- [Stated task]:
Go through the listing and pick out each line with the word "Smazat" in it.

- [Input material]:
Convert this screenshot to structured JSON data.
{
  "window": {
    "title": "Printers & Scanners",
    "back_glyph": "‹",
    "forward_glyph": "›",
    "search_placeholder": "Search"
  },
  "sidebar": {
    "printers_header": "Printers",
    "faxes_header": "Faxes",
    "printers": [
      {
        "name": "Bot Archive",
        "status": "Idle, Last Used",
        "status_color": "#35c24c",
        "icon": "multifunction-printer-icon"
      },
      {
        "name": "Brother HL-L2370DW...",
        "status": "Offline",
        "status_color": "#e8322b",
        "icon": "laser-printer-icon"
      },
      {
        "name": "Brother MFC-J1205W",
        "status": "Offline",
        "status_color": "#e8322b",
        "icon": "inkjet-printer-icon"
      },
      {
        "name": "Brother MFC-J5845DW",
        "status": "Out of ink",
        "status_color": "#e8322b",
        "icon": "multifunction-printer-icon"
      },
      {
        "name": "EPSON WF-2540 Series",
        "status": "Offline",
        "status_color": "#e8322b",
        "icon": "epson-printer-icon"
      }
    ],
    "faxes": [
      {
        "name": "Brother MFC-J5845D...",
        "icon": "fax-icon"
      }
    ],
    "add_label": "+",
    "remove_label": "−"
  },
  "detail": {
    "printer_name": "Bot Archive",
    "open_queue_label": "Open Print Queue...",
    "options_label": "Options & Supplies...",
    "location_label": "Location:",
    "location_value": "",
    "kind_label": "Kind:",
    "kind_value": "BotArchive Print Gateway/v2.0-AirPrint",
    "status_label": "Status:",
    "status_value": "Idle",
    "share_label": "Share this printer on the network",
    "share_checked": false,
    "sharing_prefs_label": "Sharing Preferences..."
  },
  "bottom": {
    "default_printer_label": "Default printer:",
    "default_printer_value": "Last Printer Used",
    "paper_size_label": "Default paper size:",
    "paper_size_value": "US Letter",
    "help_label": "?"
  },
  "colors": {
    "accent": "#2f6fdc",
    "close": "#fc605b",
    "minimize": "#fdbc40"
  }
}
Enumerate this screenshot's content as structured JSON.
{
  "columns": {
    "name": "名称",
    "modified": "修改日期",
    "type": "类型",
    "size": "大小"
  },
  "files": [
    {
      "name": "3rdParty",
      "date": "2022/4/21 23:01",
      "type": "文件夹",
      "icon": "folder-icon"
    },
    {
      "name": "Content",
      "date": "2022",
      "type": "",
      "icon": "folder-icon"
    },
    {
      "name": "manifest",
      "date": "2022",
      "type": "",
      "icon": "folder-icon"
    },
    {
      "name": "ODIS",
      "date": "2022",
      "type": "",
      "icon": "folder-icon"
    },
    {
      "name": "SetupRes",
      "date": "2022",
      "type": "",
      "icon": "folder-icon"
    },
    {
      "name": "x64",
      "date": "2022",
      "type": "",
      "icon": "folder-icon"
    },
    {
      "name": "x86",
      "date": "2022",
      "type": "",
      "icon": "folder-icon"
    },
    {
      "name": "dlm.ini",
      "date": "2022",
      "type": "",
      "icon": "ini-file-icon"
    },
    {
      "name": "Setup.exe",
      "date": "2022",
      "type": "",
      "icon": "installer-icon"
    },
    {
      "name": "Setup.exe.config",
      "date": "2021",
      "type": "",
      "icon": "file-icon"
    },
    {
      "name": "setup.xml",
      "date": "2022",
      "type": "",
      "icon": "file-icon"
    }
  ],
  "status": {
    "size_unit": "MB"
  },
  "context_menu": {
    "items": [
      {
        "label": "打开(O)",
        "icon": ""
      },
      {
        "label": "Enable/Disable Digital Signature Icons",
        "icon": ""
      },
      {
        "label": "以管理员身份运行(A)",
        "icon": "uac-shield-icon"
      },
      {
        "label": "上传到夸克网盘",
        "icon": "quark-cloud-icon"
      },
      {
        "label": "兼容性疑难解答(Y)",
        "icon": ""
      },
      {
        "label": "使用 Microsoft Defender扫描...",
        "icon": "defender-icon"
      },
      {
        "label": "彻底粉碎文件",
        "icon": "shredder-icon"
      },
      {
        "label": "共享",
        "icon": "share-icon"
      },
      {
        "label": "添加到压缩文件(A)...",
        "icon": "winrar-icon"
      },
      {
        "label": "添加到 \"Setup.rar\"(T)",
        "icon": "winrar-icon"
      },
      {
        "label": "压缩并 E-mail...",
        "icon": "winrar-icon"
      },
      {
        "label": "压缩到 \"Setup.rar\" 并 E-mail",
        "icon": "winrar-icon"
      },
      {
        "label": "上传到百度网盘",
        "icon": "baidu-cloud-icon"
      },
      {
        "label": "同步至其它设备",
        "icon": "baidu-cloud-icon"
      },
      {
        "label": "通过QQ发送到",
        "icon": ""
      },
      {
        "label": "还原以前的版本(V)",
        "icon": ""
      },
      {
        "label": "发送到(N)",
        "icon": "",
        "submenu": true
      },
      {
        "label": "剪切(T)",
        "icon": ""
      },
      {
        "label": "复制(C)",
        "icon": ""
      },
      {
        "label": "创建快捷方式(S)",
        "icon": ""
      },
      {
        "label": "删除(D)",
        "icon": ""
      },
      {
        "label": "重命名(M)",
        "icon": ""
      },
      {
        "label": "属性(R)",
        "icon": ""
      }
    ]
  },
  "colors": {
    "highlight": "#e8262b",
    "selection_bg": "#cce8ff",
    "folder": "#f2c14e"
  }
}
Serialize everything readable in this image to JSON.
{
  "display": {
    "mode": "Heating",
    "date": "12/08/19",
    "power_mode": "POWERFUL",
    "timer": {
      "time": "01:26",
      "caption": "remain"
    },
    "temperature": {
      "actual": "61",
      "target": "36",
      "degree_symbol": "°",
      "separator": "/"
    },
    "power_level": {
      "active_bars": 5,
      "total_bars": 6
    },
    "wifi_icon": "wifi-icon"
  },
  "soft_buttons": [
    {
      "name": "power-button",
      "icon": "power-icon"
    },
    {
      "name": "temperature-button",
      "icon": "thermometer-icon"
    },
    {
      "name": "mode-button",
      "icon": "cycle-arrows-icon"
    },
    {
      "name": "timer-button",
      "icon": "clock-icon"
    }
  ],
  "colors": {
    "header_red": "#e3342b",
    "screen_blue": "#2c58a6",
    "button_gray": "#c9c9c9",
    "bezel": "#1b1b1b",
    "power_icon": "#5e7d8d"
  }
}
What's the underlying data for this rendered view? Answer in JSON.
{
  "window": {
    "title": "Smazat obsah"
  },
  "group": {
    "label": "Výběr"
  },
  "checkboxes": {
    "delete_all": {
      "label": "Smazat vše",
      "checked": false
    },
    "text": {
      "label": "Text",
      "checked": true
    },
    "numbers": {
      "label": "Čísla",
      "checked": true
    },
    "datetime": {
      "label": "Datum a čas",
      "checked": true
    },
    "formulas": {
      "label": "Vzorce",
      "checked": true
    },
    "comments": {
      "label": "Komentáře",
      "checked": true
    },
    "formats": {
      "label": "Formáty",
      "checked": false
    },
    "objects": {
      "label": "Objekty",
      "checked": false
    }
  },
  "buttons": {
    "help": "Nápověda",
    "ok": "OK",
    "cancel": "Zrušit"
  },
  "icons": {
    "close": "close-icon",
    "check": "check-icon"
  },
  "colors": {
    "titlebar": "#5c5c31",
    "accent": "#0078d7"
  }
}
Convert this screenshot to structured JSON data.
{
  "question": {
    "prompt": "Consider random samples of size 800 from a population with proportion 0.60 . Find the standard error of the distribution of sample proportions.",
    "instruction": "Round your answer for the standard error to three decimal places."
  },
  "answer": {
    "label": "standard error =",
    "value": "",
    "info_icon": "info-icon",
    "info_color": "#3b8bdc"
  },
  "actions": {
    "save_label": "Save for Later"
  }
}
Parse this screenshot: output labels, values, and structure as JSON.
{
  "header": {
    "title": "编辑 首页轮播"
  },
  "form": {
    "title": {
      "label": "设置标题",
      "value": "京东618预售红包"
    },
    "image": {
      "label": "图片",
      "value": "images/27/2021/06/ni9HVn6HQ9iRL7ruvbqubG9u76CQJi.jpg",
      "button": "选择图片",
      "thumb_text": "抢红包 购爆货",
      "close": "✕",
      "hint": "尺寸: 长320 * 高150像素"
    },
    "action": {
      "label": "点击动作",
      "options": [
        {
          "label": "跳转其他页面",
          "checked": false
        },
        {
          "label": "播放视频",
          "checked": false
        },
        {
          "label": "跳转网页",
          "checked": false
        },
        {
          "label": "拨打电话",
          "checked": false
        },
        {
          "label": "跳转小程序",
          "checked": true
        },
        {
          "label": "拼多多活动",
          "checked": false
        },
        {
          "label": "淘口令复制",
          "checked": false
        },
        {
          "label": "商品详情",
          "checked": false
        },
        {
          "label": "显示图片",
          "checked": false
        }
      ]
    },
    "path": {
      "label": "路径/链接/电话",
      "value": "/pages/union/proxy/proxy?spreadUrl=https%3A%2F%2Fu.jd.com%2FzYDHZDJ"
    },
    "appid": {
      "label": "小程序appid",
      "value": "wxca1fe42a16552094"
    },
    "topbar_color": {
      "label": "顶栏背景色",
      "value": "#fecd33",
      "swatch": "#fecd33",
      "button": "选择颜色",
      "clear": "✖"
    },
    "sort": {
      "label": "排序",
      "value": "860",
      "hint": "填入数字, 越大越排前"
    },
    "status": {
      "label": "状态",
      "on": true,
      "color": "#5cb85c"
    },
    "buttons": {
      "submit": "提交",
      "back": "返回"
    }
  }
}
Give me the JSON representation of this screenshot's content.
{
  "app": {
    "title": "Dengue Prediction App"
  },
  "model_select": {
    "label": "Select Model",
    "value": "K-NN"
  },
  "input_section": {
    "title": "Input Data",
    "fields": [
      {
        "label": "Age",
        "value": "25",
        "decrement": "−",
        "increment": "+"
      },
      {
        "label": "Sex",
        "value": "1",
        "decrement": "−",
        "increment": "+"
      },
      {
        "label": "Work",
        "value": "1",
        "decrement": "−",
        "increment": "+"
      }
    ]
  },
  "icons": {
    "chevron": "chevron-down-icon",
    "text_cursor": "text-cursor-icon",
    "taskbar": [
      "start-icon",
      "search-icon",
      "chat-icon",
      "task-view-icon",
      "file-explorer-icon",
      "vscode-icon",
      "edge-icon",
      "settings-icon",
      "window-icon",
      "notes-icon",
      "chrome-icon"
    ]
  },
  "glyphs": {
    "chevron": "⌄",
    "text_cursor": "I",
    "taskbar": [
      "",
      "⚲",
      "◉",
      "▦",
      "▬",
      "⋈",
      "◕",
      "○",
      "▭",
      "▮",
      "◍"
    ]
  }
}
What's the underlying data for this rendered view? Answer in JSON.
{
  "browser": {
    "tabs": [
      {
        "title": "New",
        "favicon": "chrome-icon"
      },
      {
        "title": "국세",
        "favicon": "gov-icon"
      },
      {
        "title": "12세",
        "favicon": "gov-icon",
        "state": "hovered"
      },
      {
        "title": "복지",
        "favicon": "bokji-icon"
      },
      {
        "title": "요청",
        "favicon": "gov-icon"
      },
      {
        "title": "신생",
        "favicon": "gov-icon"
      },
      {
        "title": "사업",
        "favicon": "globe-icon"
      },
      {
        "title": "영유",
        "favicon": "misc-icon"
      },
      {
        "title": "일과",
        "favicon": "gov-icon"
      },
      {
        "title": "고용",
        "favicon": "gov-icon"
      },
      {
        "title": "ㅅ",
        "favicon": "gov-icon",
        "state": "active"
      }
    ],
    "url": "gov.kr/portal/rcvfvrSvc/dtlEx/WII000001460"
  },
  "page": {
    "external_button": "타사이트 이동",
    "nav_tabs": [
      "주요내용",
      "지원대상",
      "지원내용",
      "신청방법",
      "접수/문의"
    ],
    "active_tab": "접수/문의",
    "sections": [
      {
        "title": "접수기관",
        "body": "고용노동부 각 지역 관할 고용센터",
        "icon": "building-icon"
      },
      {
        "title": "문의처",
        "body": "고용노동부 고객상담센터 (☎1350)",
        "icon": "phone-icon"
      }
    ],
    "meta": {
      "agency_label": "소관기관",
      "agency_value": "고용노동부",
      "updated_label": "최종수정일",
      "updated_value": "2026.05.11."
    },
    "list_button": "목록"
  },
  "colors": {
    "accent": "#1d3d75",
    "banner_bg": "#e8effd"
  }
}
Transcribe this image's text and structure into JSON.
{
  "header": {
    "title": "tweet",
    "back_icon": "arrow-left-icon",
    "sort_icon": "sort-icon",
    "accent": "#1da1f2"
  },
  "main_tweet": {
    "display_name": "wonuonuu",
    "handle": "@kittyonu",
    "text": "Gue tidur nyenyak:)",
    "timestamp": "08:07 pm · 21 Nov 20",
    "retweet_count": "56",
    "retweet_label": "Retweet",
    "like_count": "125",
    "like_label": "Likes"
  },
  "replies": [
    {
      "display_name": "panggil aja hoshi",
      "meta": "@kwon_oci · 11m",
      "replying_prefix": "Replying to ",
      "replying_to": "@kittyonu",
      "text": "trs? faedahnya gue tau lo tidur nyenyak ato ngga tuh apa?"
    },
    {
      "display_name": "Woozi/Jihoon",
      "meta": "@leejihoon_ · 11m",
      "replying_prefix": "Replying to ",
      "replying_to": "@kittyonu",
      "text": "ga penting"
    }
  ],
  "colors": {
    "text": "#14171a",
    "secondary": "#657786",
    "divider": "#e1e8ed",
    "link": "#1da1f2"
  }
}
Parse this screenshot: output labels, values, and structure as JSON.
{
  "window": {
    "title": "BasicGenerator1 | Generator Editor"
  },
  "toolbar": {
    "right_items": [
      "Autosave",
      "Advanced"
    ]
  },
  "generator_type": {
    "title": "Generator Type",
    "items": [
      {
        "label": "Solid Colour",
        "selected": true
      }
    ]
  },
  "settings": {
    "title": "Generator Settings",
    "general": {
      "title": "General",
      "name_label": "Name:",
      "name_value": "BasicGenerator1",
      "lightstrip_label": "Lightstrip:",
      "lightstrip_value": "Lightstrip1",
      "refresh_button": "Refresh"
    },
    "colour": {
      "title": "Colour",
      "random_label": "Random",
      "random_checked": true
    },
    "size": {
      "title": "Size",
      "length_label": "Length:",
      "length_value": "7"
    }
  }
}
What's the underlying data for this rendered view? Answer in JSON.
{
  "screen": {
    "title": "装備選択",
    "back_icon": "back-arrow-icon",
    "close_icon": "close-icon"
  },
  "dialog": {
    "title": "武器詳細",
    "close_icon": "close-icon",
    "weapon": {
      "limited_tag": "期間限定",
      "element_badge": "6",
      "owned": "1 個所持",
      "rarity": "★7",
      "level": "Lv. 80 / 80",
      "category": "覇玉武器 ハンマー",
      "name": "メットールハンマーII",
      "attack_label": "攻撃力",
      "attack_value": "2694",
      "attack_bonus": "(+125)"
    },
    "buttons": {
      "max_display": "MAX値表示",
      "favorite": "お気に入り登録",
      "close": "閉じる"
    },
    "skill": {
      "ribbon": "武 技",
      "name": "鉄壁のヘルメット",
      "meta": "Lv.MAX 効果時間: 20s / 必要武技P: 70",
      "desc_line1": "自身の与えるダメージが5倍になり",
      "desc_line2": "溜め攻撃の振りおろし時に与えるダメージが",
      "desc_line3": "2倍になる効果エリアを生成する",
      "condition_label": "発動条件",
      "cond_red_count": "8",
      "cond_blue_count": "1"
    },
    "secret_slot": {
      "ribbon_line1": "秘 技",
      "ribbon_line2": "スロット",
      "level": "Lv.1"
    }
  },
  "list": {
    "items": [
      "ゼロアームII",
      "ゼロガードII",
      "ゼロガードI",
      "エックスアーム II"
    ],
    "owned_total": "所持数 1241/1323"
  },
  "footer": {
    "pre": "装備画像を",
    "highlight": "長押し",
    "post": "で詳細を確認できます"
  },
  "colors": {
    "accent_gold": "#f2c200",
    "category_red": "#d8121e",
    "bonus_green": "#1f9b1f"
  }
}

- [Solution to the exercise]:
    "title": "Smazat obsah"
      "label": "Smazat vše",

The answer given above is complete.